Directions:
(A) Copy the stretch of the review of Creative Union from "Kiril Tomoff's Creative" through "distinct musical culture.".
(B) Using the review of Creative Union, mark each statement yes or no, and quote the words of the review that decide it: (i) The Soviet Composers' Union came into being in 1939. (ii) According to the review, Party elites were less cautious about interpreting music than about other arts. (iii) The book was published by Cornell University Press.

Passage shown:
==========

Creative Union: The Professional Organization of Soviet Composers, 1939-1953. By Kiril Tomoff. Ithaca: Cornell University Press, 2006. [xiv, 321 p. ISBN 0-801444-11-X. $57.50.] Tables, bibliographic notes, index.

Kiril Tomoff's Creative Union represents a milestone in the literature on the musical life of the Stalin-era Soviet Union by addressing for the first time the need for a comprehensive study of the Soviet Composers' Union. Tomoff embarks on a detailed examination of the workings and evolution of the Union from its inception in 1939 through the death of Stalin in 1953 that aims at a more nuanced and complete view of the Soviet musical world. This examination moves beyond the activities and struggles of individual composers to consider the composition and production of music in the Soviet Union as a profession. Creative unions served a central role in Soviet musical life, and in the case of music, they provided the forum for the creation and dissemination of a distinct musical culture.

One of the key themes of Creative Union is how the Soviet Composers' Union brought together musical authorities and harnessed their expertise to control Soviet musical production. Tomoff argues that music's nonrepresentational nature made members of the Party elite more cautious when it came to issues of musical interpretation, and as such Soviet composers and musicologists often had a degree of maneuverability not shared by their colleagues in other artistic fields. Negotiating and benefiting from this degree of maneuverability--what Tomoff calls "agency"--became one of the hallmarks of the Composers' Union. This leads to one of the most provocative theses of Creative Union: "Agency and the ... argument that the Composers' Union is best understood as a professional organization suggest the emergence in the Soviet Union of a profoundly modern social category, the professional, in a field--music--that would be unexpected in more typically studied Anglo-American and continental European contexts" (p. 3). Throughout the pages of his study, Tomoff convincingly shows how the existence of such an organization and the agency it possessed not only defined the character of Soviet music, but furthermore controlled and distributed financial resources, monitored professionalism among its members, and imposed a hierarchical system of privilege for musicians.

==========

Information supplied:
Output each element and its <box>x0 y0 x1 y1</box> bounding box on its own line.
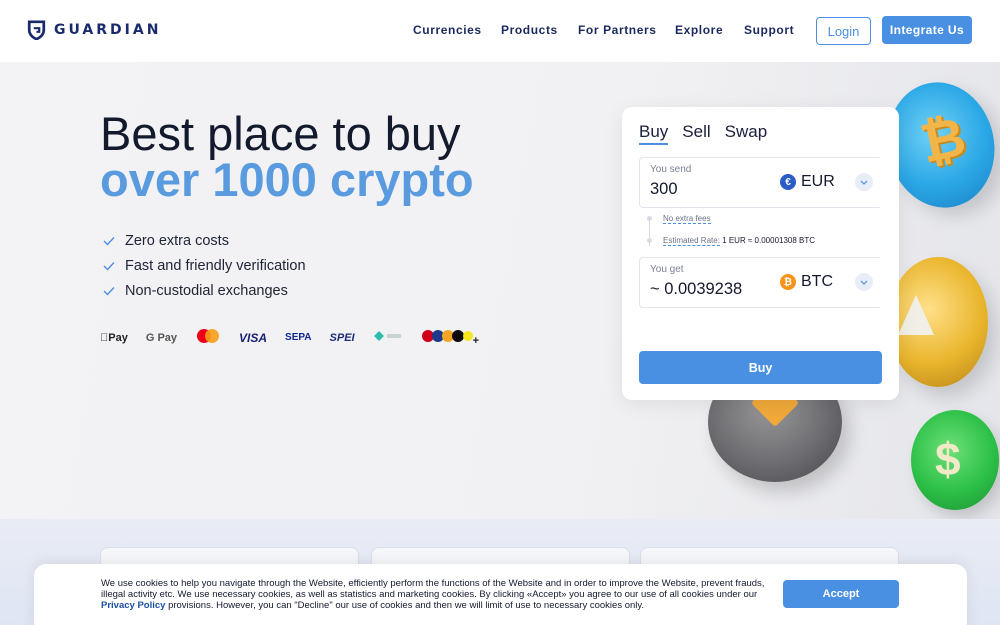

==========

Full answers:
(A)
Kiril Tomoff's Creative Union represents a milestone in the literature on the musical life of the Stalin-era Soviet Union by addressing for the first time the need for a comprehensive study of the Soviet Composers' Union. Tomoff embarks on a detailed examination of the workings and evolution of the Union from its inception in 1939 through the death of Stalin in 1953 that aims at a more nuanced and complete view of the Soviet musical world. This examination moves beyond the activities and struggles of individual composers to consider the composition and production of music in the Soviet Union as a profession. Creative unions served a central role in Soviet musical life, and in the case of music, they provided the forum for the creation and dissemination of a distinct musical culture.

(B)
(i) Yes: "from its inception in 1939"
(ii) No: "music's nonrepresentational nature made members of the Party elite more cautious when it came to issues of musical interpretation"
(iii) Yes: "Ithaca: Cornell University Press, 2006"